▶ _What the task requires_
Count how many lines contain "label" and reply with that number only.

Collection entries
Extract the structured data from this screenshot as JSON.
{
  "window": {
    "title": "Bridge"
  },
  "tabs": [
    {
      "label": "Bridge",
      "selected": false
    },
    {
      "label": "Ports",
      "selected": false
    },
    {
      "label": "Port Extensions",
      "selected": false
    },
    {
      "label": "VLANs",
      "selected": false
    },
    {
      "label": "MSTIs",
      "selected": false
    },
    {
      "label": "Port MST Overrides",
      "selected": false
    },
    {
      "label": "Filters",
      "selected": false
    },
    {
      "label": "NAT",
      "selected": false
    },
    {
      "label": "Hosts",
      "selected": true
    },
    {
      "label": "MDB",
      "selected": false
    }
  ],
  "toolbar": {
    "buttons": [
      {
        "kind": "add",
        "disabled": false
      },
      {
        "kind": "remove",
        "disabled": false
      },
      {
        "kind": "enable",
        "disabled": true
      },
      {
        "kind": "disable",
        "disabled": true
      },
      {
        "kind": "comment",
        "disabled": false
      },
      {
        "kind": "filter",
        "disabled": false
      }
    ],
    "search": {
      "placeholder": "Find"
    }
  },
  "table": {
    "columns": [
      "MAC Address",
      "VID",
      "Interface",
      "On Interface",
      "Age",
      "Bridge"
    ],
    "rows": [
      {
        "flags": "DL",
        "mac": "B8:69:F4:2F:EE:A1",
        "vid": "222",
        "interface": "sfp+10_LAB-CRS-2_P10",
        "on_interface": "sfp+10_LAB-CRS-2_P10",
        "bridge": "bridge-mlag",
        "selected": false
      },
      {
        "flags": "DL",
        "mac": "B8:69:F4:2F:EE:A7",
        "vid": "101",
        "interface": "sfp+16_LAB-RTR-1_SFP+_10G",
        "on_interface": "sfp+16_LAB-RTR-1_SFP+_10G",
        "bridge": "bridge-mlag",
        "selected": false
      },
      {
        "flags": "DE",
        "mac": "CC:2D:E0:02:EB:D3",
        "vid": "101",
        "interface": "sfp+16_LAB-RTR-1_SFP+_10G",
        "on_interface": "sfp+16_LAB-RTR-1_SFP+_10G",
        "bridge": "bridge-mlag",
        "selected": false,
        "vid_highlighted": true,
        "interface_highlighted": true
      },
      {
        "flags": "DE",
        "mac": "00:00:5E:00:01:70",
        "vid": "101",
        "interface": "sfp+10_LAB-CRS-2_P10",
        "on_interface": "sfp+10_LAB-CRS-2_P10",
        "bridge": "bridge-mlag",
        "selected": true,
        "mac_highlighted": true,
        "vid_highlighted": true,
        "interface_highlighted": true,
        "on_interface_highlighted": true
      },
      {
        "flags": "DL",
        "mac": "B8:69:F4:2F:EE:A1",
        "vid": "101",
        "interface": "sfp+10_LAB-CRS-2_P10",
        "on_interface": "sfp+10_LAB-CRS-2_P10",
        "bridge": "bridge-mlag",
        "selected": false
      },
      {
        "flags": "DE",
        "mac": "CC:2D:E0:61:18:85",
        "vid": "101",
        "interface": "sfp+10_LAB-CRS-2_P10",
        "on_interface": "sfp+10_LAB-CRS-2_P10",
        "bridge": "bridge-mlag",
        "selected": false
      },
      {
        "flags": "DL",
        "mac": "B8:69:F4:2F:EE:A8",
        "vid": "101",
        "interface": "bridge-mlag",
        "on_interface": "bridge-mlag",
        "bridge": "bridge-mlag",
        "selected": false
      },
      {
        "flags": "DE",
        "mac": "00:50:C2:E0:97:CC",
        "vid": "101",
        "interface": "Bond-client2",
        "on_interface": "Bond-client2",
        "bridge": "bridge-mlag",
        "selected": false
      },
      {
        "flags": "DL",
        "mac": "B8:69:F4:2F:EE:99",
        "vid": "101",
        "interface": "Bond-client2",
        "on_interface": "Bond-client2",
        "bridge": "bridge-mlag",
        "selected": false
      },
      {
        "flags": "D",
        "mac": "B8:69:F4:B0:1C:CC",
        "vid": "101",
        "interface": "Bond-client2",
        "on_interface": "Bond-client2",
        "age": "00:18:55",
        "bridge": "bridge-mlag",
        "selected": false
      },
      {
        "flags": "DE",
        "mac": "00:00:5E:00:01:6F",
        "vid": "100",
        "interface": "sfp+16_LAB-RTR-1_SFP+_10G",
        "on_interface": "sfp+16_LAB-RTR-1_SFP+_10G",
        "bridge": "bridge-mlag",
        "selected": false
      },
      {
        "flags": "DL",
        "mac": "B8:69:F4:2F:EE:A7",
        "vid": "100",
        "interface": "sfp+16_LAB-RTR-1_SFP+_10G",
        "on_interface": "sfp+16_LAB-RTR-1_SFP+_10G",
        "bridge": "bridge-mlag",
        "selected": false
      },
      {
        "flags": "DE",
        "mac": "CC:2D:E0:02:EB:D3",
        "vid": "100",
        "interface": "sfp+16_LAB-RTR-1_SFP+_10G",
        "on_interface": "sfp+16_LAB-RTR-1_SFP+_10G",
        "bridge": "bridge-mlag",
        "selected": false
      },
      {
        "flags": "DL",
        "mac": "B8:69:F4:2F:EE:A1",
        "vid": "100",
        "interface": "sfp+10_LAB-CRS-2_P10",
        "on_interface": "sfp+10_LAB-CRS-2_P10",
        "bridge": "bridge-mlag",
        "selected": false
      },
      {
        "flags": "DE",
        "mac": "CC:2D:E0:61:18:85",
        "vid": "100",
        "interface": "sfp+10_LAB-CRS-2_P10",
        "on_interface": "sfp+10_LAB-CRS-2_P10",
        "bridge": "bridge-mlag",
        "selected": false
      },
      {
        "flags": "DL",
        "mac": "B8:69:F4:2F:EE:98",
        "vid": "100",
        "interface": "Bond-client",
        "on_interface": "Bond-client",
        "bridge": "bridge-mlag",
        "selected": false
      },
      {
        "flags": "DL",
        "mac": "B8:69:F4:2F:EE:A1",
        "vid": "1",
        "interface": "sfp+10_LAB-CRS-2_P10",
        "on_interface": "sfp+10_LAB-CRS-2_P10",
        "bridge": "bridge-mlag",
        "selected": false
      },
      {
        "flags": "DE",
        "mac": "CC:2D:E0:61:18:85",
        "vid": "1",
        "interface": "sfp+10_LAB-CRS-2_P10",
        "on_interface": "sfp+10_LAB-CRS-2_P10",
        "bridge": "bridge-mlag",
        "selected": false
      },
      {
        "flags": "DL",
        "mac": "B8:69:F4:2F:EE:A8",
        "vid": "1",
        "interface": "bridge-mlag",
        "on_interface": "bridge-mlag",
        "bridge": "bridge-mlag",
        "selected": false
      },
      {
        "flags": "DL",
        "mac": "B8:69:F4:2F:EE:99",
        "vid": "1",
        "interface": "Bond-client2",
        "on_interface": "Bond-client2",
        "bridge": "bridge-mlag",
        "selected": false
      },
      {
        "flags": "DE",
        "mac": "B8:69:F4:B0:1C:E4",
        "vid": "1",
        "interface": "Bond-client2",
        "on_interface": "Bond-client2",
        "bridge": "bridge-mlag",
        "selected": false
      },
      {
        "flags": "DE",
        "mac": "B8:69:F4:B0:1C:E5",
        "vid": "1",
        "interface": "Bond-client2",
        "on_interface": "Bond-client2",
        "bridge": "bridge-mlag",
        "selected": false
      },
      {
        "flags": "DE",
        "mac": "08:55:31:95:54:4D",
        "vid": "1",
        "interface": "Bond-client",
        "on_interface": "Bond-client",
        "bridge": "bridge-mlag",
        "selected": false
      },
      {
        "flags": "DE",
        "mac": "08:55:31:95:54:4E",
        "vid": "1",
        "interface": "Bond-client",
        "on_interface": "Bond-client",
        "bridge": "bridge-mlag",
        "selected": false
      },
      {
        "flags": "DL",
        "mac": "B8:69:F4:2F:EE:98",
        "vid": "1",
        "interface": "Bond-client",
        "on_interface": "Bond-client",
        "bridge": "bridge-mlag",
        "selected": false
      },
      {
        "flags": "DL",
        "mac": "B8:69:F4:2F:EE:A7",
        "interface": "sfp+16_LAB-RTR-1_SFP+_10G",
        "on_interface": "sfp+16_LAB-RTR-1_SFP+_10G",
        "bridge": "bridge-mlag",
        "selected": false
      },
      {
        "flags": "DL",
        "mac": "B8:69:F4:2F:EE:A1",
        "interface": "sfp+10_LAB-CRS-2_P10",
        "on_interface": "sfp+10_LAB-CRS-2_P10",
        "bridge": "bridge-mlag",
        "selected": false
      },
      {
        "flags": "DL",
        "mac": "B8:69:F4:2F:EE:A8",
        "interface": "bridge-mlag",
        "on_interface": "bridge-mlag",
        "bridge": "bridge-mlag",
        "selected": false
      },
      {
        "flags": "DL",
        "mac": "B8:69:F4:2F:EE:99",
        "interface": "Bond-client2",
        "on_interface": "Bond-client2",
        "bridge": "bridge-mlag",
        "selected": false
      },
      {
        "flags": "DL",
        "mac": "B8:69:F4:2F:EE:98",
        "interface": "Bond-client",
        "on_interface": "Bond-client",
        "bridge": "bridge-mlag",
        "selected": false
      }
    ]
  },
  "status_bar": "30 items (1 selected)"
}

▶ _Solution below_
10